#### Given exercise
Of the lines in the listing below, how many hold "chevron"? Answer with the number only.

#### Records provided
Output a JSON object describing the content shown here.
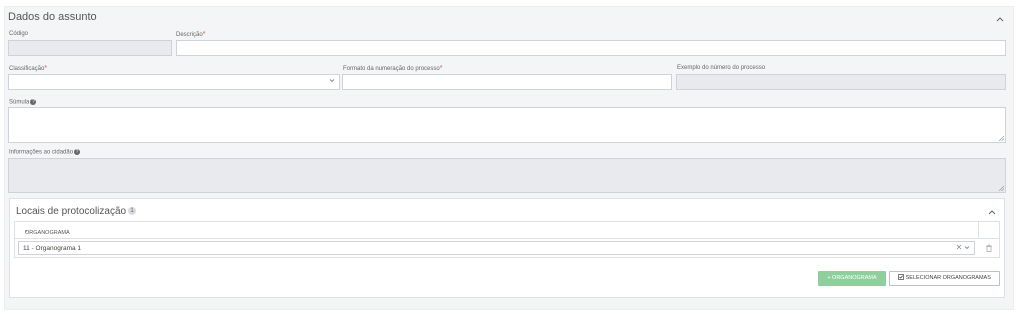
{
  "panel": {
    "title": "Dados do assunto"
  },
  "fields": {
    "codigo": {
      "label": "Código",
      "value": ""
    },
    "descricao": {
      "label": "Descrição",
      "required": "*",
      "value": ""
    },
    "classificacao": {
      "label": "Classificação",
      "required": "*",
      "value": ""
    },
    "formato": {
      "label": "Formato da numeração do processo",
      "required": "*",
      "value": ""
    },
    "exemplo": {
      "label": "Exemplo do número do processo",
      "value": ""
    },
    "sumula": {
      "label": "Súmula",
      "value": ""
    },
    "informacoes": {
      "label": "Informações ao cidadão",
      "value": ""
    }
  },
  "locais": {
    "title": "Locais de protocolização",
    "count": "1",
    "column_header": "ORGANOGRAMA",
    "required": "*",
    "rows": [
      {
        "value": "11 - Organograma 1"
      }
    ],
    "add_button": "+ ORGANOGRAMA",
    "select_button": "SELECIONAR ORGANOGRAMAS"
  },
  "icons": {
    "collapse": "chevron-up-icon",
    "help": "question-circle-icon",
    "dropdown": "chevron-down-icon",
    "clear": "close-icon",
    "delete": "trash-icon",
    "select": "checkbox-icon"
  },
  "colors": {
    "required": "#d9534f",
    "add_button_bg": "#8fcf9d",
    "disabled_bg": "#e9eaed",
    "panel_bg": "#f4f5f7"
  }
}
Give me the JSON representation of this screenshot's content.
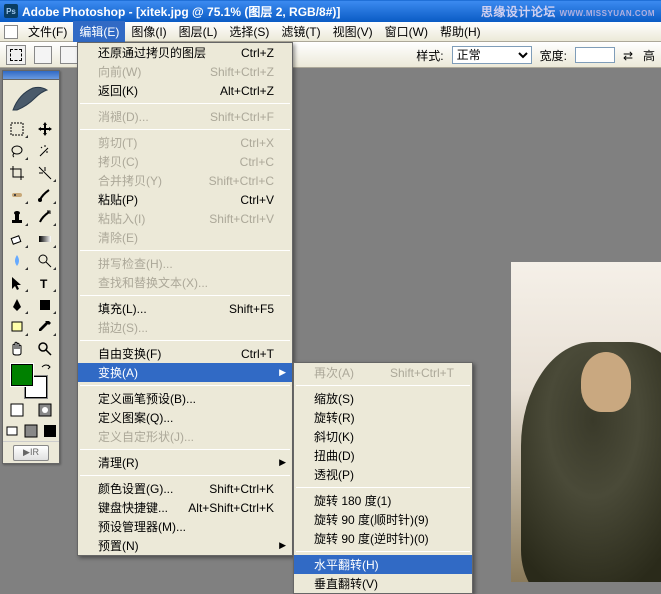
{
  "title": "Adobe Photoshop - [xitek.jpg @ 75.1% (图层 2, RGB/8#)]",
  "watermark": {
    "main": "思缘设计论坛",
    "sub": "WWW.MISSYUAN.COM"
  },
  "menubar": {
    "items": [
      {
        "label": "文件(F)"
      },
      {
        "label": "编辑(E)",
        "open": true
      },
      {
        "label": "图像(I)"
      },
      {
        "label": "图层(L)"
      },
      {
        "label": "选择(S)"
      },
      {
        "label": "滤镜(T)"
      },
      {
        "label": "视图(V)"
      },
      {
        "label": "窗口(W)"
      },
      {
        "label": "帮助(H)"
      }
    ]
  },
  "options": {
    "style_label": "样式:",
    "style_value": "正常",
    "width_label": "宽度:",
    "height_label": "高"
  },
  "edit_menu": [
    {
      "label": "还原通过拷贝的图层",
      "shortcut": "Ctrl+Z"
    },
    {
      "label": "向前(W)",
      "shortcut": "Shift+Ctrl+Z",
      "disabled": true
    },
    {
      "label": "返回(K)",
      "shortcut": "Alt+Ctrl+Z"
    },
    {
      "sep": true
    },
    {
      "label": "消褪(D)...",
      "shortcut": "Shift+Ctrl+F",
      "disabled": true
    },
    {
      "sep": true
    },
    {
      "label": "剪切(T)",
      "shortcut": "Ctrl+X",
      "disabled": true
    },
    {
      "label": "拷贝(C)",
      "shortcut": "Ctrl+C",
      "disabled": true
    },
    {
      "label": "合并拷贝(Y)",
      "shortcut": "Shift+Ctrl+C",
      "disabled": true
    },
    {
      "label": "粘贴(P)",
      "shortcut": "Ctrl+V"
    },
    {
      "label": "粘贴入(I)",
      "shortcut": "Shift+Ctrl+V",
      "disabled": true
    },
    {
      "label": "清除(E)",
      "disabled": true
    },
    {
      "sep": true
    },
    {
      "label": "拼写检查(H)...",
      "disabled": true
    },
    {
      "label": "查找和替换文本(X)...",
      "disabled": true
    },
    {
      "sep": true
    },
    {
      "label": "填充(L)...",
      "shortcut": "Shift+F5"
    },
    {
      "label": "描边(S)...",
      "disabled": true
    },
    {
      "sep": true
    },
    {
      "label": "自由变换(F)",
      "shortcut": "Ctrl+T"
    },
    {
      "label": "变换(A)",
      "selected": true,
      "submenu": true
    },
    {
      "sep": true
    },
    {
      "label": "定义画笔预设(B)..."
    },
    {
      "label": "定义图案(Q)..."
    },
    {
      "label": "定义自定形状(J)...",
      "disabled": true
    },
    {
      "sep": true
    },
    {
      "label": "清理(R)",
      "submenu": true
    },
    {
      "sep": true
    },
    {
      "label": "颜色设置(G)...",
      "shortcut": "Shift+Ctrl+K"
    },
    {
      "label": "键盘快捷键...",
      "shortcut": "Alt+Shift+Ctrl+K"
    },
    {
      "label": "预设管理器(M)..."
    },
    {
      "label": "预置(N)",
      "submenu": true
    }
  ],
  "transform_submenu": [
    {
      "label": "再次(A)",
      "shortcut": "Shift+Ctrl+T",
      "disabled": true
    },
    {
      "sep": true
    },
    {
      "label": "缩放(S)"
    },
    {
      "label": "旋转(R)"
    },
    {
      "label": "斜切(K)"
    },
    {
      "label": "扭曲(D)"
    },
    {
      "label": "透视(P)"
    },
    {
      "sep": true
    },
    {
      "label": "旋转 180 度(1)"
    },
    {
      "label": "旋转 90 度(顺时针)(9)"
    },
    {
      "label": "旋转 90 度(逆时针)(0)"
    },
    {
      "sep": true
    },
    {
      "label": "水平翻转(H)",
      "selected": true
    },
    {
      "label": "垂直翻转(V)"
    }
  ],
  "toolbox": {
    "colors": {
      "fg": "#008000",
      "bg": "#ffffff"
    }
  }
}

#### Written solution
2